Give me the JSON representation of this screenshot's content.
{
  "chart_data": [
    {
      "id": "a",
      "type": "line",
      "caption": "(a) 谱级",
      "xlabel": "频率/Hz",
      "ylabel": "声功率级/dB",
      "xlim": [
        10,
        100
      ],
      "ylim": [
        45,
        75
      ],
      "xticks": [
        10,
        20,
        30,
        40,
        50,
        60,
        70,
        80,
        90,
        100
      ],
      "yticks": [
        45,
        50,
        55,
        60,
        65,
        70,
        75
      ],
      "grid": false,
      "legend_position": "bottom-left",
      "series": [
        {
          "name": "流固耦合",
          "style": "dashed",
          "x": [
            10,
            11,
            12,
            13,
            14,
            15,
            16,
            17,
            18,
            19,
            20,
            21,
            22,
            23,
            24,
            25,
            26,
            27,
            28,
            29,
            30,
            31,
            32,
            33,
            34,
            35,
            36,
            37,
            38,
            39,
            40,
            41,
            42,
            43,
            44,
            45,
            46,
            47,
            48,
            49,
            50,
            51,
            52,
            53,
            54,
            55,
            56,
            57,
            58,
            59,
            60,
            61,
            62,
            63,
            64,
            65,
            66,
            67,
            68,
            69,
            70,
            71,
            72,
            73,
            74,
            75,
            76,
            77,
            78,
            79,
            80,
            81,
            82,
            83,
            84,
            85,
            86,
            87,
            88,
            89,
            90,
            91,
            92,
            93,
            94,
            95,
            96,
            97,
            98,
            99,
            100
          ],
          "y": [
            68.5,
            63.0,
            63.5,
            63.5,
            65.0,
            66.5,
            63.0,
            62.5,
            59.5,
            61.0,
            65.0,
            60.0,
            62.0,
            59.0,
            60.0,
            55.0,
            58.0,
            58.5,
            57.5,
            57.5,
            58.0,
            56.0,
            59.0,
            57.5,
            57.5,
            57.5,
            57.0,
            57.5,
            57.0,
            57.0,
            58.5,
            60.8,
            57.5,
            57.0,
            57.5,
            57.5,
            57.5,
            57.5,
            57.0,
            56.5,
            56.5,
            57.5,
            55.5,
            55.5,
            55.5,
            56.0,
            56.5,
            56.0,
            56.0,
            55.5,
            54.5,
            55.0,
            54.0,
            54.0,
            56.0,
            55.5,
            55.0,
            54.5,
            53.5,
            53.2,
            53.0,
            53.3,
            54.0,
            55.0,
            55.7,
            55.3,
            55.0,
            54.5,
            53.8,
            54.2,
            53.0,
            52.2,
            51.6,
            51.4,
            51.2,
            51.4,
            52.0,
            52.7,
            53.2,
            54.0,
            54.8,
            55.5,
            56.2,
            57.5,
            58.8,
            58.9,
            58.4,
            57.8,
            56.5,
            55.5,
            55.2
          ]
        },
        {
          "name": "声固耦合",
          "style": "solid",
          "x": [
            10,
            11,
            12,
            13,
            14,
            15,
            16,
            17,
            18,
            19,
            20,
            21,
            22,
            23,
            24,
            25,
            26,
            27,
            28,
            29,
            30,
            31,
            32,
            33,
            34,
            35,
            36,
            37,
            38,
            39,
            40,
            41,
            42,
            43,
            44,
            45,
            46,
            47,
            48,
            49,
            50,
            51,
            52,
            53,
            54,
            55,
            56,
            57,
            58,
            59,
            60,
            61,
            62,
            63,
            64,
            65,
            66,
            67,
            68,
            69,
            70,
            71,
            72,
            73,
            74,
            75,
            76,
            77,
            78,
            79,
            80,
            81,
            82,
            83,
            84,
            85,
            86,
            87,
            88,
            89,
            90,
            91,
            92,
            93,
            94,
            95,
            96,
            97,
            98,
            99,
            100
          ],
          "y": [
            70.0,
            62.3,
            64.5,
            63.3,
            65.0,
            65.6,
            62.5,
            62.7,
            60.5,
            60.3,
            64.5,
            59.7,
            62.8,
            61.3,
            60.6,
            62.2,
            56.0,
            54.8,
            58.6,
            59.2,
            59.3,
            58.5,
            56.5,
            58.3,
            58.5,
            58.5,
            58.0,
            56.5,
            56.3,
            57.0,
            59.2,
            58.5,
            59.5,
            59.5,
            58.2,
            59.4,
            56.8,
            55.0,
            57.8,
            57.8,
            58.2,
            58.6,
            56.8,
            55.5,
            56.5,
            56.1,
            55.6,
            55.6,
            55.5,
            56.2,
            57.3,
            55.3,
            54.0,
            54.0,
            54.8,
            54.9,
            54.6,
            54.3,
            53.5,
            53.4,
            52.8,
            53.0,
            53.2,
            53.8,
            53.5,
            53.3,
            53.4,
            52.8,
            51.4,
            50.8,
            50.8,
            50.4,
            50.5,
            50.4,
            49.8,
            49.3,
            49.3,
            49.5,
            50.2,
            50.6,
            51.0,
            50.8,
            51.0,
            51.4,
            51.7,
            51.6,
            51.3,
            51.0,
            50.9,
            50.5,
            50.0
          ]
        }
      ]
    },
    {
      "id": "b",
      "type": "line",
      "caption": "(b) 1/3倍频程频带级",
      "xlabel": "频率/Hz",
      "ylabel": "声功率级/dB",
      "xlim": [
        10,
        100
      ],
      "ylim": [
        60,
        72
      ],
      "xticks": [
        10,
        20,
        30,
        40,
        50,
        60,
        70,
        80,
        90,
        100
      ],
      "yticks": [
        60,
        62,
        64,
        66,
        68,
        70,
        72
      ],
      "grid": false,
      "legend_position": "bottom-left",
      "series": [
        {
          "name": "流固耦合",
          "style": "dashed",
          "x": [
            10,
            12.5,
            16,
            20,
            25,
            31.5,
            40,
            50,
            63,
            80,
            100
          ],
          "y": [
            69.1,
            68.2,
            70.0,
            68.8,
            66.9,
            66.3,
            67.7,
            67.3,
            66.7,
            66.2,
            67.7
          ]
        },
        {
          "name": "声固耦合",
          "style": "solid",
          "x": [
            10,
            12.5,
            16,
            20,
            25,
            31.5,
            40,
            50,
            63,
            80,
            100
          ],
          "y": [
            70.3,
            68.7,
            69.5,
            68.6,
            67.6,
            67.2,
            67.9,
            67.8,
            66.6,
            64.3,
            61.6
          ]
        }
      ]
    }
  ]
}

^^^^^^^^^^^^^^^^

Problem requirements:
Make an exact copy of the data above.

Output for this task:
Give me the JSON representation of this screenshot's content.
{
  "chart_data": [
    {
      "id": "a",
      "type": "line",
      "caption": "(a) 谱级",
      "xlabel": "频率/Hz",
      "ylabel": "声功率级/dB",
      "xlim": [
        10,
        100
      ],
      "ylim": [
        45,
        75
      ],
      "xticks": [
        10,
        20,
        30,
        40,
        50,
        60,
        70,
        80,
        90,
        100
      ],
      "yticks": [
        45,
        50,
        55,
        60,
        65,
        70,
        75
      ],
      "grid": false,
      "legend_position": "bottom-left",
      "series": [
        {
          "name": "流固耦合",
          "style": "dashed",
          "x": [
            10,
            11,
            12,
            13,
            14,
            15,
            16,
            17,
            18,
            19,
            20,
            21,
            22,
            23,
            24,
            25,
            26,
            27,
            28,
            29,
            30,
            31,
            32,
            33,
            34,
            35,
            36,
            37,
            38,
            39,
            40,
            41,
            42,
            43,
            44,
            45,
            46,
            47,
            48,
            49,
            50,
            51,
            52,
            53,
            54,
            55,
            56,
            57,
            58,
            59,
            60,
            61,
            62,
            63,
            64,
            65,
            66,
            67,
            68,
            69,
            70,
            71,
            72,
            73,
            74,
            75,
            76,
            77,
            78,
            79,
            80,
            81,
            82,
            83,
            84,
            85,
            86,
            87,
            88,
            89,
            90,
            91,
            92,
            93,
            94,
            95,
            96,
            97,
            98,
            99,
            100
          ],
          "y": [
            68.5,
            63.0,
            63.5,
            63.5,
            65.0,
            66.5,
            63.0,
            62.5,
            59.5,
            61.0,
            65.0,
            60.0,
            62.0,
            59.0,
            60.0,
            55.0,
            58.0,
            58.5,
            57.5,
            57.5,
            58.0,
            56.0,
            59.0,
            57.5,
            57.5,
            57.5,
            57.0,
            57.5,
            57.0,
            57.0,
            58.5,
            60.8,
            57.5,
            57.0,
            57.5,
            57.5,
            57.5,
            57.5,
            57.0,
            56.5,
            56.5,
            57.5,
            55.5,
            55.5,
            55.5,
            56.0,
            56.5,
            56.0,
            56.0,
            55.5,
            54.5,
            55.0,
            54.0,
            54.0,
            56.0,
            55.5,
            55.0,
            54.5,
            53.5,
            53.2,
            53.0,
            53.3,
            54.0,
            55.0,
            55.7,
            55.3,
            55.0,
            54.5,
            53.8,
            54.2,
            53.0,
            52.2,
            51.6,
            51.4,
            51.2,
            51.4,
            52.0,
            52.7,
            53.2,
            54.0,
            54.8,
            55.5,
            56.2,
            57.5,
            58.8,
            58.9,
            58.4,
            57.8,
            56.5,
            55.5,
            55.2
          ]
        },
        {
          "name": "声固耦合",
          "style": "solid",
          "x": [
            10,
            11,
            12,
            13,
            14,
            15,
            16,
            17,
            18,
            19,
            20,
            21,
            22,
            23,
            24,
            25,
            26,
            27,
            28,
            29,
            30,
            31,
            32,
            33,
            34,
            35,
            36,
            37,
            38,
            39,
            40,
            41,
            42,
            43,
            44,
            45,
            46,
            47,
            48,
            49,
            50,
            51,
            52,
            53,
            54,
            55,
            56,
            57,
            58,
            59,
            60,
            61,
            62,
            63,
            64,
            65,
            66,
            67,
            68,
            69,
            70,
            71,
            72,
            73,
            74,
            75,
            76,
            77,
            78,
            79,
            80,
            81,
            82,
            83,
            84,
            85,
            86,
            87,
            88,
            89,
            90,
            91,
            92,
            93,
            94,
            95,
            96,
            97,
            98,
            99,
            100
          ],
          "y": [
            70.0,
            62.3,
            64.5,
            63.3,
            65.0,
            65.6,
            62.5,
            62.7,
            60.5,
            60.3,
            64.5,
            59.7,
            62.8,
            61.3,
            60.6,
            62.2,
            56.0,
            54.8,
            58.6,
            59.2,
            59.3,
            58.5,
            56.5,
            58.3,
            58.5,
            58.5,
            58.0,
            56.5,
            56.3,
            57.0,
            59.2,
            58.5,
            59.5,
            59.5,
            58.2,
            59.4,
            56.8,
            55.0,
            57.8,
            57.8,
            58.2,
            58.6,
            56.8,
            55.5,
            56.5,
            56.1,
            55.6,
            55.6,
            55.5,
            56.2,
            57.3,
            55.3,
            54.0,
            54.0,
            54.8,
            54.9,
            54.6,
            54.3,
            53.5,
            53.4,
            52.8,
            53.0,
            53.2,
            53.8,
            53.5,
            53.3,
            53.4,
            52.8,
            51.4,
            50.8,
            50.8,
            50.4,
            50.5,
            50.4,
            49.8,
            49.3,
            49.3,
            49.5,
            50.2,
            50.6,
            51.0,
            50.8,
            51.0,
            51.4,
            51.7,
            51.6,
            51.3,
            51.0,
            50.9,
            50.5,
            50.0
          ]
        }
      ]
    },
    {
      "id": "b",
      "type": "line",
      "caption": "(b) 1/3倍频程频带级",
      "xlabel": "频率/Hz",
      "ylabel": "声功率级/dB",
      "xlim": [
        10,
        100
      ],
      "ylim": [
        60,
        72
      ],
      "xticks": [
        10,
        20,
        30,
        40,
        50,
        60,
        70,
        80,
        90,
        100
      ],
      "yticks": [
        60,
        62,
        64,
        66,
        68,
        70,
        72
      ],
      "grid": false,
      "legend_position": "bottom-left",
      "series": [
        {
          "name": "流固耦合",
          "style": "dashed",
          "x": [
            10,
            12.5,
            16,
            20,
            25,
            31.5,
            40,
            50,
            63,
            80,
            100
          ],
          "y": [
            69.1,
            68.2,
            70.0,
            68.8,
            66.9,
            66.3,
            67.7,
            67.3,
            66.7,
            66.2,
            67.7
          ]
        },
        {
          "name": "声固耦合",
          "style": "solid",
          "x": [
            10,
            12.5,
            16,
            20,
            25,
            31.5,
            40,
            50,
            63,
            80,
            100
          ],
          "y": [
            70.3,
            68.7,
            69.5,
            68.6,
            67.6,
            67.2,
            67.9,
            67.8,
            66.6,
            64.3,
            61.6
          ]
        }
      ]
    }
  ]
}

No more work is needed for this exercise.